Mg+2C2H5OH→Mg(OC2H5)2+H2

[0030] If this exceeds the limit set at the overpressure valve, the valve can open and hydrogen and ethanol vapor may escape. The expanded gas mixture is generally passed through a cooler, with ethanol condensing, while hydrogen is conducted away in a gaseous state. The condensed ethanol can be recirculated to the reactor via a metering pump which can overcome the overpressure prevailing in the reactor. This reaction procedure has the particular advantage that it is not necessary to use a condensation system suitable for overpressure. If an overpressure safe condensation system is available, the overpressure control valve can likewise be mounted at the top of the condensation system in such a manner that the expanded gas downstream of the pressure control valve principally contains hydrogen. The condensation system reflux, ethanol, is generally recirculated to the reactor, so that recycling of ethanol with overcoming of pressure can be avoided.

» Complete the following:
1) Check each statement against the reactor overpressure passage and answer yes or no, quoting the exact words of the passage that decide it.
(a) Hydrogen condenses in the cooler along with the ethanol.
(b) A metering pump can return the condensed ethanol to the reactor.
(c) This reaction procedure requires a condensation system suitable for overpressure.
2) According to the reactor overpressure passage, where can the overpressure control valve be mounted when an overpressure-safe condensation system is available?
3) Take the reactor overpressure passage further, beginning right after its final sentence.

» Recorded information:
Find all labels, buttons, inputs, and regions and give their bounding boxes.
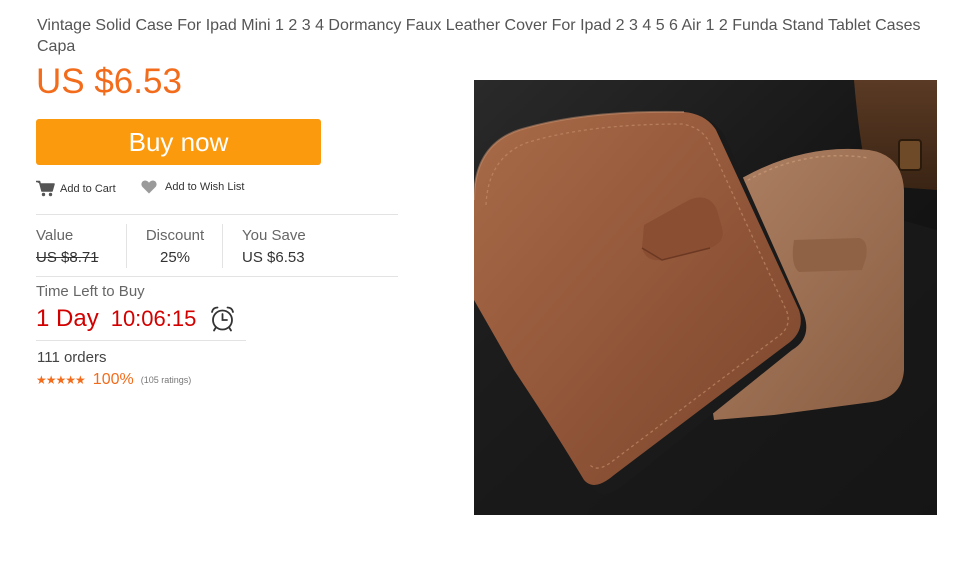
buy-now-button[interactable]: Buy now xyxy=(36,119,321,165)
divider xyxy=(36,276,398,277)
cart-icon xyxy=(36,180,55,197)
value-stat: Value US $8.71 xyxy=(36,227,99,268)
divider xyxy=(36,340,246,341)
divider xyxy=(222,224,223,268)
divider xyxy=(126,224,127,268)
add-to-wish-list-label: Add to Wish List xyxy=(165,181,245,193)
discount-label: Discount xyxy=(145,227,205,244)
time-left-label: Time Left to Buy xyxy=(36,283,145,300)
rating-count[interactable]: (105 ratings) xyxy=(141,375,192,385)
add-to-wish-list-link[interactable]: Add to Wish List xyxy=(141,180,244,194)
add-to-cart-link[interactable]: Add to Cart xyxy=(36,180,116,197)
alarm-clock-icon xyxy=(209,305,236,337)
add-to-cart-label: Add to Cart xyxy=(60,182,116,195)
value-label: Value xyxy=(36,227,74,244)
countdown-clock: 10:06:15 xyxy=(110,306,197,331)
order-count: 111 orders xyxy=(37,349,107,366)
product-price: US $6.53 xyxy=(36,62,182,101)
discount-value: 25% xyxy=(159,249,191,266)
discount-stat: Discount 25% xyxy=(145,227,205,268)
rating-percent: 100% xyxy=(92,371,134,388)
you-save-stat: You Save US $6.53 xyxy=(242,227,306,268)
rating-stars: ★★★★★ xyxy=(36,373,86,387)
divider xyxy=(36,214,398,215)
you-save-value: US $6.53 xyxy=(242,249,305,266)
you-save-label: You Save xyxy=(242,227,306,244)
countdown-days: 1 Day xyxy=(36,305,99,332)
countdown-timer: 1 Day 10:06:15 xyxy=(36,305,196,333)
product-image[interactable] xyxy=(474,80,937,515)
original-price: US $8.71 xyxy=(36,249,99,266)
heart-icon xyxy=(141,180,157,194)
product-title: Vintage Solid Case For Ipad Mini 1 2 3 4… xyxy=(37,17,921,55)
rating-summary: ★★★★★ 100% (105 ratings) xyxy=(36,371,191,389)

» The responses:
1)
(a) No: "with ethanol condensing, while hydrogen is conducted away in a gaseous state"
(b) Yes: "The condensed ethanol can be recirculated to the reactor via a metering pump"
(c) No: "it is not necessary to use a condensation system suitable for overpressure"

2) At the top of the condensation system.

3)
[0031] Preferably, the reaction can also be started at atmospheric pressure, e.g. with the use of catalysts known from the literature, such as halogens, halogen compounds, acids, mercury compounds or alkyl orthoformates, and can then be continued with an increase in pressure. This generally has the advantage that pressure peaks caused by the initially very vigorous reaction at elevated temperature (>78° C.) can be made less extreme. An unmanageable pressure increase in the reactor represents a considerable hazard potential.

[0032] A further preferred method for the reaction procedure includes beginning the reaction in the absence of catalyst at atmospheric pressure and the boiling temperature of ethanol (78 ° C.) and increasing the pressure and temperature in the plant as the reaction progresses. Pressure peaks can likewise be avoided in this manner. If problems with respect to initiating the reaction should exist, the reaction can be started by a brief increase in the temperature and pressure. Immediately after the start of the reaction, uncontrolled hydrogen development can be checked by decreasing the pressure and temperature in the reactor by expansion via the pressure control valve.

[0033] The product is preferably isolated in the process according to the invention in the above-mentioned manner.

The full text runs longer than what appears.